Task: Copy out the data word for word, from the line with "series-label: IBU <box>485 293 499 303</box>" to the line with "x-tick-label: 4000 <box>469 358 498 373</box>", keeping both of those lines.

Entries drawn from a collection:
START

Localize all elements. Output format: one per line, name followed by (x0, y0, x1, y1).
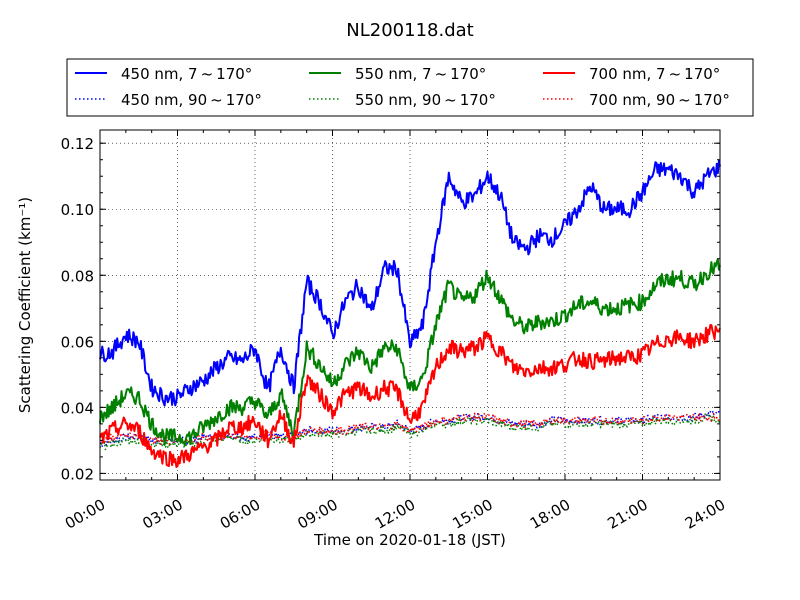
x-axis-label: Time on 2020-01-18 (JST) (313, 531, 506, 549)
series-line (99, 159, 721, 407)
x-tick-label: 06:00 (217, 496, 263, 533)
x-tick-label: 24:00 (682, 496, 728, 533)
legend-label: 700 nm, 7 ~ 170° (589, 65, 720, 83)
x-tick-label: 21:00 (604, 496, 650, 533)
series-layer (99, 159, 721, 468)
legend-label: 550 nm, 90 ~ 170° (355, 91, 496, 109)
series-line (99, 258, 721, 447)
y-tick-label: 0.12 (61, 135, 94, 153)
x-tick-label: 12:00 (372, 496, 418, 533)
series-line (99, 412, 721, 451)
y-tick-label: 0.08 (61, 267, 94, 285)
series-line (99, 409, 721, 447)
series-line (99, 324, 721, 468)
legend-box (66, 58, 754, 117)
legend-label: 450 nm, 7 ~ 170° (121, 65, 252, 83)
legend-label: 450 nm, 90 ~ 170° (121, 91, 262, 109)
x-axis: 00:00 03:00 06:00 09:00 12:00 15:00 18:00 21:00… (62, 130, 728, 533)
x-tick-label: 00:00 (62, 496, 108, 533)
y-axis-label: Scattering Coefficient (km⁻¹) (16, 197, 34, 413)
series-line (99, 412, 721, 446)
y-tick-label: 0.04 (61, 399, 94, 417)
y-tick-label: 0.10 (61, 201, 94, 219)
y-axis: 0.02 0.04 0.06 0.08 0.10 0.12 (61, 135, 720, 483)
x-tick-label: 09:00 (294, 496, 340, 533)
x-tick-label: 15:00 (449, 496, 495, 533)
y-tick-label: 0.02 (61, 465, 94, 483)
chart-title: NL200118.dat (346, 20, 473, 41)
x-tick-label: 18:00 (527, 496, 573, 533)
legend: 450 nm, 7 ~ 170° 450 nm, 90 ~ 170° 550 nm,… (66, 58, 754, 117)
x-tick-label: 03:00 (139, 496, 185, 533)
legend-label: 550 nm, 7 ~ 170° (355, 65, 486, 83)
legend-label: 700 nm, 90 ~ 170° (589, 91, 730, 109)
y-tick-label: 0.06 (61, 333, 94, 351)
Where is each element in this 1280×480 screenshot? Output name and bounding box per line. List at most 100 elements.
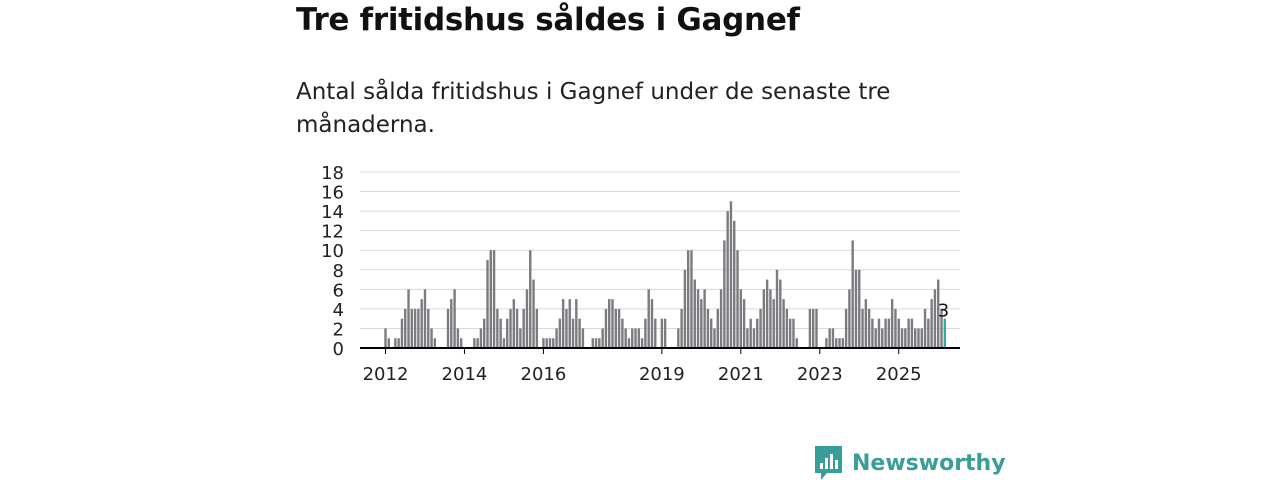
bar [506, 318, 509, 348]
bar [617, 308, 621, 348]
bar [637, 328, 641, 348]
bar [910, 318, 914, 348]
bar [920, 328, 923, 348]
bar [542, 338, 545, 348]
bar [812, 308, 815, 348]
bar [723, 240, 726, 348]
bar [578, 318, 581, 348]
bar [509, 308, 512, 348]
bar [907, 318, 910, 348]
bar [446, 308, 450, 348]
bar [525, 289, 529, 348]
bar [867, 308, 871, 348]
bar [450, 299, 453, 348]
bar [831, 328, 835, 348]
bar [739, 289, 743, 348]
bar [917, 328, 920, 348]
bar [913, 328, 917, 348]
bar [486, 260, 489, 348]
bar [555, 328, 558, 348]
bar [904, 328, 907, 348]
bar [887, 318, 891, 348]
bar [825, 338, 828, 348]
y-tick-label: 10 [321, 241, 344, 262]
newsworthy-brand[interactable]: Newsworthy [815, 446, 1006, 480]
bar [644, 318, 647, 348]
bar [489, 250, 492, 348]
bar [844, 308, 848, 348]
bar [394, 338, 397, 348]
bar [502, 338, 506, 348]
bar [404, 308, 407, 348]
bar [943, 318, 946, 348]
x-axis-tick-labels: 2012 2014 2016 2019 2021 2023 2025 [363, 348, 922, 385]
bar [640, 338, 644, 348]
bar [677, 328, 680, 348]
y-tick-label: 12 [321, 222, 344, 243]
bar [456, 328, 460, 348]
bar [663, 318, 667, 348]
y-tick-label: 4 [333, 300, 344, 321]
bar [881, 328, 884, 348]
bar [476, 338, 479, 348]
bar [631, 328, 634, 348]
bar [614, 308, 617, 348]
bar [410, 308, 414, 348]
bar [608, 299, 611, 348]
bar [736, 250, 739, 348]
bar [752, 328, 756, 348]
bar [407, 289, 410, 348]
bar [841, 338, 845, 348]
y-tick-label: 0 [333, 339, 344, 360]
bar [696, 289, 700, 348]
x-tick-label: 2012 [363, 364, 409, 385]
bar [815, 308, 818, 348]
bar [719, 289, 723, 348]
bar [496, 308, 499, 348]
bar [397, 338, 400, 348]
bar [430, 328, 433, 348]
bar [473, 338, 476, 348]
chart-title: Tre fritidshus såldes i Gagnef [296, 2, 800, 38]
bar [900, 328, 904, 348]
bar [779, 279, 782, 348]
annotations: 3 [938, 301, 949, 322]
bar [598, 338, 601, 348]
bar [611, 299, 614, 348]
bar [568, 299, 571, 348]
bar [854, 269, 858, 348]
bar [634, 328, 637, 348]
bar [713, 328, 716, 348]
bar [647, 289, 650, 348]
bar [703, 289, 706, 348]
bar [529, 250, 532, 348]
bar [933, 289, 937, 348]
bar [716, 308, 719, 348]
bar [571, 318, 575, 348]
bar [683, 269, 687, 348]
bar [535, 308, 539, 348]
bar [864, 299, 868, 348]
bar [453, 289, 456, 348]
bar [483, 318, 486, 348]
bar [808, 308, 812, 348]
bar [604, 308, 608, 348]
bar [927, 318, 930, 348]
bar [877, 318, 881, 348]
bar [700, 299, 703, 348]
bar [492, 250, 496, 348]
x-tick-label: 2021 [718, 364, 764, 385]
brand-name: Newsworthy [852, 450, 1006, 476]
bar [601, 328, 604, 348]
bar [858, 269, 861, 348]
bar [594, 338, 598, 348]
bar [433, 338, 437, 348]
bar [890, 299, 894, 348]
bar [851, 240, 854, 348]
bar [558, 318, 562, 348]
bar [937, 279, 940, 348]
bar [690, 250, 693, 348]
bar [710, 318, 713, 348]
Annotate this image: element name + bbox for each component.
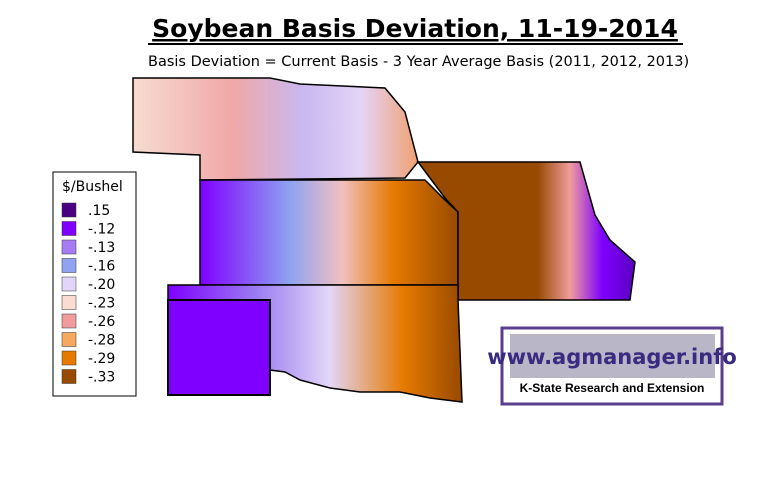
map <box>132 77 636 403</box>
legend-swatch <box>61 350 77 366</box>
legend-swatch <box>61 276 77 292</box>
legend-title: $/Bushel <box>62 179 123 195</box>
logo-url: www.agmanager.info <box>487 345 737 369</box>
subtitle: Basis Deviation = Current Basis - 3 Year… <box>148 54 689 70</box>
legend-label: -.20 <box>88 277 115 293</box>
legend-swatch <box>61 202 77 218</box>
legend-label: -.16 <box>88 259 115 275</box>
legend-swatch <box>61 332 77 347</box>
legend-swatch <box>61 369 77 384</box>
legend-swatch <box>61 295 77 310</box>
legend-swatch <box>61 258 77 273</box>
missouri <box>416 161 636 301</box>
nebraska <box>132 77 419 181</box>
title: Soybean Basis Deviation, 11-19-2014 <box>152 14 678 43</box>
legend-label: -.23 <box>88 296 115 312</box>
legend-label: -.28 <box>88 333 115 349</box>
legend-label: -.12 <box>88 222 115 238</box>
legend-label: -.33 <box>88 370 115 386</box>
legend: $/Bushel .15 -.12 -.13 -.16 -.20 -.23 -.26 -.28… <box>52 171 137 397</box>
legend-swatch <box>61 221 77 236</box>
kansas <box>199 179 459 286</box>
legend-swatch <box>61 313 77 329</box>
panhandle-region <box>167 299 271 396</box>
logo: www.agmanager.info K-State Research and … <box>487 326 737 406</box>
logo-org: K-State Research and Extension <box>520 381 705 395</box>
legend-label: -.29 <box>88 351 115 367</box>
legend-label: .15 <box>88 203 110 219</box>
legend-items: .15 -.12 -.13 -.16 -.20 -.23 -.26 -.28 -.29 -.33 <box>61 202 115 386</box>
legend-swatch <box>61 239 77 255</box>
logo-bg <box>510 334 715 378</box>
legend-label: -.26 <box>88 314 115 330</box>
legend-label: -.13 <box>88 240 115 256</box>
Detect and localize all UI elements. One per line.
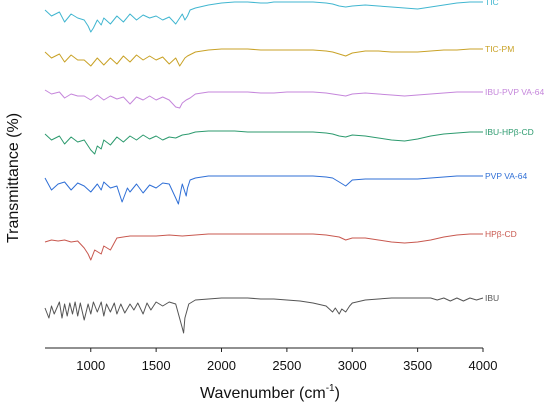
series-label: IBU <box>485 293 499 303</box>
x-tick-label: 2000 <box>207 358 236 373</box>
x-axis-title: Wavenumber (cm-1) <box>200 383 340 402</box>
series-label: TIC <box>485 0 499 7</box>
x-tick-label: 1000 <box>76 358 105 373</box>
plot-area: 1000 1500 2000 2500 3000 3500 4000 TIC TIC-PM IB… <box>44 0 544 373</box>
series-group <box>44 1 484 334</box>
x-tick-label: 2500 <box>272 358 301 373</box>
series-line-hp-cd <box>44 233 483 261</box>
x-tick-label: 3000 <box>338 358 367 373</box>
x-tick-label: 3500 <box>403 358 432 373</box>
series-line-tic <box>44 1 483 33</box>
series-label: IBU-HPβ-CD <box>485 127 534 137</box>
series-line-ibu-hp-cd <box>44 130 483 155</box>
x-axis-ticks: 1000 1500 2000 2500 3000 3500 4000 <box>76 348 497 373</box>
y-axis-title: Transmittance (%) <box>5 113 22 243</box>
series-line-pvp-va-64 <box>44 175 483 205</box>
series-label: TIC-PM <box>485 44 514 54</box>
series-line-ibu-pvp-va-64 <box>44 89 483 109</box>
series-label: PVP VA-64 <box>485 171 527 181</box>
x-tick-label: 4000 <box>469 358 498 373</box>
series-labels: TIC TIC-PM IBU-PVP VA-64 IBU-HPβ-CD PVP VA-6… <box>485 0 544 303</box>
series-label: HPβ-CD <box>485 229 517 239</box>
series-label: IBU-PVP VA-64 <box>485 87 544 97</box>
series-line-ibu <box>44 297 484 334</box>
x-tick-label: 1500 <box>142 358 171 373</box>
series-line-tic-pm <box>44 48 483 67</box>
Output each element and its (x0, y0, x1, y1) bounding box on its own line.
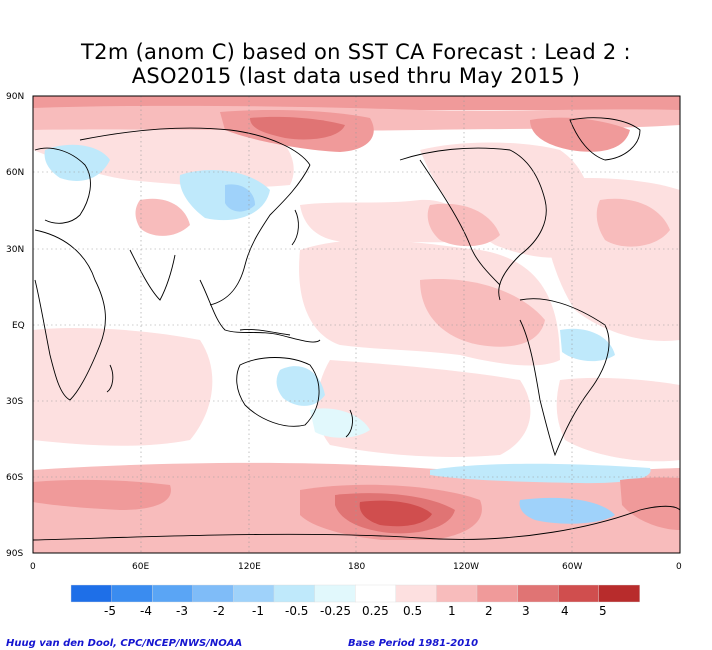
cool-band-southern-ocean (430, 463, 651, 484)
colorbar-swatch (476, 584, 519, 603)
coastline-asia-east (209, 164, 311, 306)
colorbar-label: 4 (561, 604, 569, 618)
colorbar-label: -0.5 (285, 604, 309, 618)
colorbar-swatch (517, 584, 559, 603)
warm-max-ross-sea (359, 500, 432, 527)
lat-label-60s: 60S (6, 473, 24, 483)
warm-region-east-antarctica (620, 477, 680, 530)
lon-label-60w: 60W (562, 562, 583, 572)
colorbar-swatch (192, 584, 234, 603)
warm-region-south-pacific (316, 360, 531, 457)
colorbar-label: 3 (522, 604, 530, 618)
colorbar-label: -5 (104, 604, 116, 618)
warm-core-greenland (530, 117, 630, 152)
colorbar (70, 584, 640, 603)
lat-label-60n: 60N (6, 168, 25, 178)
lat-label-30n: 30N (6, 245, 25, 255)
colorbar-label: 5 (599, 604, 607, 618)
chart-title-line1: T2m (anom C) based on SST CA Forecast : … (81, 40, 631, 64)
warm-core-central-asia (135, 198, 190, 236)
colorbar-label: -4 (140, 604, 152, 618)
coastline-eurasia-north (79, 127, 311, 166)
lon-label-180: 180 (348, 562, 366, 572)
coastline-india (129, 249, 176, 301)
colorbar-label: -0.25 (320, 604, 352, 618)
coastline-madagascar (106, 364, 114, 393)
colorbar-label: 2 (485, 604, 493, 618)
coastline-antarctica (33, 505, 680, 541)
coastline-greenland (569, 117, 641, 161)
credit-author: Huug van den Dool, CPC/NCEP/NWS/NOAA (6, 638, 243, 649)
coastline-south-america (519, 298, 610, 457)
colorbar-swatch (273, 584, 316, 603)
colorbar-label: 1 (448, 604, 456, 618)
colorbar-swatch (355, 584, 397, 603)
coastline-north-america (399, 147, 547, 301)
colorbar-swatch (233, 584, 275, 603)
colorbar-label: -2 (213, 604, 225, 618)
cool-region-south-america (560, 328, 615, 362)
colorbar-swatch (151, 584, 194, 603)
warm-band-antarctica (33, 540, 680, 553)
lon-label-0-east: 0 (676, 562, 682, 572)
anomaly-field (33, 96, 680, 553)
colorbar-swatch (436, 584, 478, 603)
coastline-southeast-asia (199, 279, 321, 343)
coastline-new-zealand (345, 409, 353, 438)
coastline-europe (34, 147, 91, 224)
lon-label-120e: 120E (238, 562, 261, 572)
warm-peak-siberia (250, 116, 345, 140)
coastline-australia (236, 357, 320, 427)
lon-label-0: 0 (30, 562, 36, 572)
cool-region-australia (276, 366, 325, 406)
coastlines (33, 117, 680, 541)
coastline-north-america-west (419, 159, 501, 286)
coastline-japan (291, 209, 299, 246)
warm-core-north-pacific (427, 203, 500, 247)
cool-region-south-pacific (310, 408, 370, 438)
colorbar-swatch (70, 584, 113, 603)
cool-core-south-atlantic (519, 497, 615, 524)
warm-core-atlantic (596, 198, 670, 247)
lat-label-90n: 90N (6, 92, 25, 102)
colorbar-swatch (558, 584, 600, 603)
colorbar-label: -1 (252, 604, 264, 618)
warm-region-indian-ocean (33, 328, 213, 446)
map-frame (32, 95, 681, 554)
colorbar-swatch (598, 584, 640, 603)
colorbar-label: 0.5 (403, 604, 423, 618)
colorbar-swatch (314, 584, 356, 603)
lat-label-30s: 30S (6, 397, 24, 407)
warm-region-south-atlantic (556, 377, 680, 462)
credit-base-period: Base Period 1981-2010 (348, 638, 479, 649)
lat-label-90s: 90S (6, 549, 24, 559)
lon-label-120w: 120W (453, 562, 480, 572)
colorbar-label: 0.25 (362, 604, 389, 618)
warm-core-southern-ocean (33, 479, 171, 510)
coastline-indonesia (239, 329, 291, 336)
lat-label-eq: EQ (12, 321, 25, 331)
colorbar-swatch (111, 584, 153, 603)
colorbar-swatch (395, 584, 437, 603)
colorbar-label: -3 (176, 604, 188, 618)
cool-core-east-asia (225, 184, 255, 212)
coastline-africa (34, 229, 106, 401)
lon-label-60e: 60E (132, 562, 150, 572)
warm-core-east-pacific (420, 279, 545, 347)
chart-title-line2: ASO2015 (last data used thru May 2015 ) (131, 64, 581, 88)
warm-region-north-pacific (300, 199, 466, 243)
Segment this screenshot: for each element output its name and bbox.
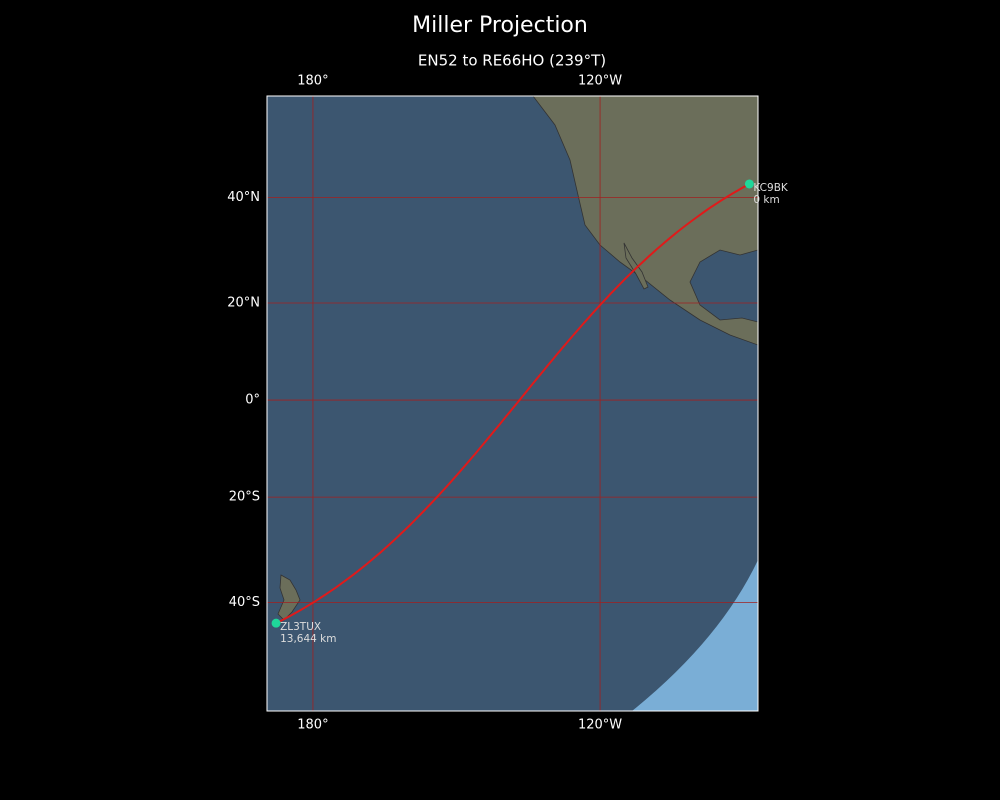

END

Problem solution:
series-label: IBU <box>485 293 499 303</box>
x-tick-label: 2000 <box>207 358 236 373</box>
x-axis-title: Wavenumber (cm-1) <box>200 383 340 402</box>
series-label: TIC <box>485 0 499 7</box>
x-tick-label: 1000 <box>76 358 105 373</box>
plot-area: 1000 1500 2000 2500 3000 3500 4000 TIC TIC-PM IB… <box>44 0 544 373</box>
series-group <box>44 1 484 334</box>
x-tick-label: 2500 <box>272 358 301 373</box>
series-line-hp-cd <box>44 233 483 261</box>
x-tick-label: 3000 <box>338 358 367 373</box>
x-tick-label: 3500 <box>403 358 432 373</box>
series-line-tic <box>44 1 483 33</box>
series-label: IBU-HPβ-CD <box>485 127 534 137</box>
series-line-ibu-hp-cd <box>44 130 483 155</box>
x-axis-ticks: 1000 1500 2000 2500 3000 3500 4000 <box>76 348 497 373</box>
y-axis-title: Transmittance (%) <box>5 113 22 243</box>
series-line-pvp-va-64 <box>44 175 483 205</box>
series-label: TIC-PM <box>485 44 514 54</box>
series-line-ibu-pvp-va-64 <box>44 89 483 109</box>
series-label: PVP VA-64 <box>485 171 527 181</box>
x-tick-label: 4000 <box>469 358 498 373</box>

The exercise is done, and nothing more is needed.